Records excerpted from a collection:
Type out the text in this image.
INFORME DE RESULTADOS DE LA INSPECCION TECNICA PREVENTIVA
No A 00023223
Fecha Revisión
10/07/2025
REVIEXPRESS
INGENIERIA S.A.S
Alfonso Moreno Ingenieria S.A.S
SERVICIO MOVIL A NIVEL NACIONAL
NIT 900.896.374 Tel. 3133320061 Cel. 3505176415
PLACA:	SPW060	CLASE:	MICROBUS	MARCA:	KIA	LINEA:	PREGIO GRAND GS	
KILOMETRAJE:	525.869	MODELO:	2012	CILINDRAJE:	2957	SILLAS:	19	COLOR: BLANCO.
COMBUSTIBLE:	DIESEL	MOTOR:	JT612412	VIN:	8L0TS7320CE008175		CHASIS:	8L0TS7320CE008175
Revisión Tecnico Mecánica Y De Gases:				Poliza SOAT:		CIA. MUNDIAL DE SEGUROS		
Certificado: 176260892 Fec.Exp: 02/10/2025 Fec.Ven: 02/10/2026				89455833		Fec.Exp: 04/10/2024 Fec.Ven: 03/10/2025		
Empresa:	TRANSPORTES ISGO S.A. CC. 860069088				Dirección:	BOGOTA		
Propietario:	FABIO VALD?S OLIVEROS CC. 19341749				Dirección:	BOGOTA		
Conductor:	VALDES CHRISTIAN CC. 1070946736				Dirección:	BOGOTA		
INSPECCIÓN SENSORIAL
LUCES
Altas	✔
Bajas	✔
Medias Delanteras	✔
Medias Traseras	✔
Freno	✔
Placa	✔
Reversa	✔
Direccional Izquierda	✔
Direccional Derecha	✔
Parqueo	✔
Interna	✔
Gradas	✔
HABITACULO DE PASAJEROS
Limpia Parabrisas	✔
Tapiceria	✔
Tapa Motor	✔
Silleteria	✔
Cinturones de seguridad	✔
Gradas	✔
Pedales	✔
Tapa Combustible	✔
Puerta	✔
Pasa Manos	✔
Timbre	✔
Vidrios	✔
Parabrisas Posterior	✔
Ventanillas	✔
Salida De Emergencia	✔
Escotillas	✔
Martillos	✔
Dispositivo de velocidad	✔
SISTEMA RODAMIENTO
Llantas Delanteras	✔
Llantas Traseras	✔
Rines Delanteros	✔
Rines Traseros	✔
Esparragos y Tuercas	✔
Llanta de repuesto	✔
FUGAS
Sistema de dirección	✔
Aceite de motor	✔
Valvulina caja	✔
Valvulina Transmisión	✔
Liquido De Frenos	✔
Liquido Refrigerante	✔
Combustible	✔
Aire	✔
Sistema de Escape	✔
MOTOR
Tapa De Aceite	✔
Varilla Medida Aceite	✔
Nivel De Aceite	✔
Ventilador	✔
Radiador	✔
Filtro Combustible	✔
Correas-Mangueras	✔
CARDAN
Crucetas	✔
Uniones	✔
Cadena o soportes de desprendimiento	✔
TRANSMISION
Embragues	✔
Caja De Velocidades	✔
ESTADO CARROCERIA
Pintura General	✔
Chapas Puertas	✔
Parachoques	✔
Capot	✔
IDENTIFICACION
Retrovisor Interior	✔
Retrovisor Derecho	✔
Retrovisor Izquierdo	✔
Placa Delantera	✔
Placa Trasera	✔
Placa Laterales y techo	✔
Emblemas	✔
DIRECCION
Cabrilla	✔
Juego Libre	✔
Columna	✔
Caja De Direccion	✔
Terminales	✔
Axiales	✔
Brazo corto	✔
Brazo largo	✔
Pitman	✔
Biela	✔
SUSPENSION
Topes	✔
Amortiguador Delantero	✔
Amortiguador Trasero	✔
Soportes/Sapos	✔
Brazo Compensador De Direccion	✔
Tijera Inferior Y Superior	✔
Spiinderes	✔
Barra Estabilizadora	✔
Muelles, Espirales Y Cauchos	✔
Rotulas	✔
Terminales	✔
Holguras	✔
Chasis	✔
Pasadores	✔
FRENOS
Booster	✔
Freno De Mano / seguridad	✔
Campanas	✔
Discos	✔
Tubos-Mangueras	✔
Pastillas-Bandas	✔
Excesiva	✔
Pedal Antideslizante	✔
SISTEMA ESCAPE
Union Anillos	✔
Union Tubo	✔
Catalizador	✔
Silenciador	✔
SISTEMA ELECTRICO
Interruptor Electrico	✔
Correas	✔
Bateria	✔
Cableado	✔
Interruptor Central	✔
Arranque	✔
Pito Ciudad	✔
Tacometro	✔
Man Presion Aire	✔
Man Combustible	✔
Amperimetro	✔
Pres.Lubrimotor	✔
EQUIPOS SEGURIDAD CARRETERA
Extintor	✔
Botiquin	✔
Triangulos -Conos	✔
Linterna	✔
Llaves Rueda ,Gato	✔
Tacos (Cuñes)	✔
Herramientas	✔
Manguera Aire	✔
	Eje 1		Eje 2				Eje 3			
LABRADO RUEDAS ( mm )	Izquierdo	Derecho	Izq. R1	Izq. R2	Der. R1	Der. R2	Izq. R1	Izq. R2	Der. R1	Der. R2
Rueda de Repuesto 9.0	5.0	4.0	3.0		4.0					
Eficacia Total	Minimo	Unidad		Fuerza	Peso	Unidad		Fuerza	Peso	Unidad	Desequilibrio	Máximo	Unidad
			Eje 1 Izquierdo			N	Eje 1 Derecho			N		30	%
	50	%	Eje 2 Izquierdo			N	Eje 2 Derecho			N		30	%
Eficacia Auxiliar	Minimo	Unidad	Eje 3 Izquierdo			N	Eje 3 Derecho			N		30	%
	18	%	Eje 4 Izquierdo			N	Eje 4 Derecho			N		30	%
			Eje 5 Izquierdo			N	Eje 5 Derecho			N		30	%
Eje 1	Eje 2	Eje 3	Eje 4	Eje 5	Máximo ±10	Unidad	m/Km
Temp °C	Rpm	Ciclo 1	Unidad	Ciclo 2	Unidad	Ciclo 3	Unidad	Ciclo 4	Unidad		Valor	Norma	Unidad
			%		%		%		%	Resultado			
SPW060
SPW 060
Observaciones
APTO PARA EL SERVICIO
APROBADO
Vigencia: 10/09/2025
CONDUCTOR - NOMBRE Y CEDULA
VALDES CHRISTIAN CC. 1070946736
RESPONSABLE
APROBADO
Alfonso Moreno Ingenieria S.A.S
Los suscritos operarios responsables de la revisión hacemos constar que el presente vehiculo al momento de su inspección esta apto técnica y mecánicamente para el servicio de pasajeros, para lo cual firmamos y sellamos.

--- WHAT YOU ARE ASKED TO DO ---
Repeat every entry exactly, please.

--- FINISHED ANSWER ---
Type out the text in this image.
INFORME DE RESULTADOS DE LA INSPECCION TECNICA PREVENTIVA
No A 00023223
Fecha Revisión
10/07/2025
REVIEXPRESS
INGENIERIA S.A.S
Alfonso Moreno Ingenieria S.A.S
SERVICIO MOVIL A NIVEL NACIONAL
NIT 900.896.374 Tel. 3133320061 Cel. 3505176415
PLACA:	SPW060	CLASE:	MICROBUS	MARCA:	KIA	LINEA:	PREGIO GRAND GS	
KILOMETRAJE:	525.869	MODELO:	2012	CILINDRAJE:	2957	SILLAS:	19	COLOR: BLANCO.
COMBUSTIBLE:	DIESEL	MOTOR:	JT612412	VIN:	8L0TS7320CE008175		CHASIS:	8L0TS7320CE008175
Revisión Tecnico Mecánica Y De Gases:				Poliza SOAT:		CIA. MUNDIAL DE SEGUROS		
Certificado: 176260892 Fec.Exp: 02/10/2025 Fec.Ven: 02/10/2026				89455833		Fec.Exp: 04/10/2024 Fec.Ven: 03/10/2025		
Empresa:	TRANSPORTES ISGO S.A. CC. 860069088				Dirección:	BOGOTA		
Propietario:	FABIO VALD?S OLIVEROS CC. 19341749				Dirección:	BOGOTA		
Conductor:	VALDES CHRISTIAN CC. 1070946736				Dirección:	BOGOTA		
INSPECCIÓN SENSORIAL
LUCES
Altas	✔
Bajas	✔
Medias Delanteras	✔
Medias Traseras	✔
Freno	✔
Placa	✔
Reversa	✔
Direccional Izquierda	✔
Direccional Derecha	✔
Parqueo	✔
Interna	✔
Gradas	✔
HABITACULO DE PASAJEROS
Limpia Parabrisas	✔
Tapiceria	✔
Tapa Motor	✔
Silleteria	✔
Cinturones de seguridad	✔
Gradas	✔
Pedales	✔
Tapa Combustible	✔
Puerta	✔
Pasa Manos	✔
Timbre	✔
Vidrios	✔
Parabrisas Posterior	✔
Ventanillas	✔
Salida De Emergencia	✔
Escotillas	✔
Martillos	✔
Dispositivo de velocidad	✔
SISTEMA RODAMIENTO
Llantas Delanteras	✔
Llantas Traseras	✔
Rines Delanteros	✔
Rines Traseros	✔
Esparragos y Tuercas	✔
Llanta de repuesto	✔
FUGAS
Sistema de dirección	✔
Aceite de motor	✔
Valvulina caja	✔
Valvulina Transmisión	✔
Liquido De Frenos	✔
Liquido Refrigerante	✔
Combustible	✔
Aire	✔
Sistema de Escape	✔
MOTOR
Tapa De Aceite	✔
Varilla Medida Aceite	✔
Nivel De Aceite	✔
Ventilador	✔
Radiador	✔
Filtro Combustible	✔
Correas-Mangueras	✔
CARDAN
Crucetas	✔
Uniones	✔
Cadena o soportes de desprendimiento	✔
TRANSMISION
Embragues	✔
Caja De Velocidades	✔
ESTADO CARROCERIA
Pintura General	✔
Chapas Puertas	✔
Parachoques	✔
Capot	✔
IDENTIFICACION
Retrovisor Interior	✔
Retrovisor Derecho	✔
Retrovisor Izquierdo	✔
Placa Delantera	✔
Placa Trasera	✔
Placa Laterales y techo	✔
Emblemas	✔
DIRECCION
Cabrilla	✔
Juego Libre	✔
Columna	✔
Caja De Direccion	✔
Terminales	✔
Axiales	✔
Brazo corto	✔
Brazo largo	✔
Pitman	✔
Biela	✔
SUSPENSION
Topes	✔
Amortiguador Delantero	✔
Amortiguador Trasero	✔
Soportes/Sapos	✔
Brazo Compensador De Direccion	✔
Tijera Inferior Y Superior	✔
Spiinderes	✔
Barra Estabilizadora	✔
Muelles, Espirales Y Cauchos	✔
Rotulas	✔
Terminales	✔
Holguras	✔
Chasis	✔
Pasadores	✔
FRENOS
Booster	✔
Freno De Mano / seguridad	✔
Campanas	✔
Discos	✔
Tubos-Mangueras	✔
Pastillas-Bandas	✔
Excesiva	✔
Pedal Antideslizante	✔
SISTEMA ESCAPE
Union Anillos	✔
Union Tubo	✔
Catalizador	✔
Silenciador	✔
SISTEMA ELECTRICO
Interruptor Electrico	✔
Correas	✔
Bateria	✔
Cableado	✔
Interruptor Central	✔
Arranque	✔
Pito Ciudad	✔
Tacometro	✔
Man Presion Aire	✔
Man Combustible	✔
Amperimetro	✔
Pres.Lubrimotor	✔
EQUIPOS SEGURIDAD CARRETERA
Extintor	✔
Botiquin	✔
Triangulos -Conos	✔
Linterna	✔
Llaves Rueda ,Gato	✔
Tacos (Cuñes)	✔
Herramientas	✔
Manguera Aire	✔
	Eje 1		Eje 2				Eje 3			
LABRADO RUEDAS ( mm )	Izquierdo	Derecho	Izq. R1	Izq. R2	Der. R1	Der. R2	Izq. R1	Izq. R2	Der. R1	Der. R2
Rueda de Repuesto 9.0	5.0	4.0	3.0		4.0					
Eficacia Total	Minimo	Unidad		Fuerza	Peso	Unidad		Fuerza	Peso	Unidad	Desequilibrio	Máximo	Unidad
			Eje 1 Izquierdo			N	Eje 1 Derecho			N		30	%
	50	%	Eje 2 Izquierdo			N	Eje 2 Derecho			N		30	%
Eficacia Auxiliar	Minimo	Unidad	Eje 3 Izquierdo			N	Eje 3 Derecho			N		30	%
	18	%	Eje 4 Izquierdo			N	Eje 4 Derecho			N		30	%
			Eje 5 Izquierdo			N	Eje 5 Derecho			N		30	%
Eje 1	Eje 2	Eje 3	Eje 4	Eje 5	Máximo ±10	Unidad	m/Km
Temp °C	Rpm	Ciclo 1	Unidad	Ciclo 2	Unidad	Ciclo 3	Unidad	Ciclo 4	Unidad		Valor	Norma	Unidad
			%		%		%		%	Resultado			
SPW060
SPW 060
Observaciones
APTO PARA EL SERVICIO
APROBADO
Vigencia: 10/09/2025
CONDUCTOR - NOMBRE Y CEDULA
VALDES CHRISTIAN CC. 1070946736
RESPONSABLE
APROBADO
Alfonso Moreno Ingenieria S.A.S
Los suscritos operarios responsables de la revisión hacemos constar que el presente vehiculo al momento de su inspección esta apto técnica y mecánicamente para el servicio de pasajeros, para lo cual firmamos y sellamos.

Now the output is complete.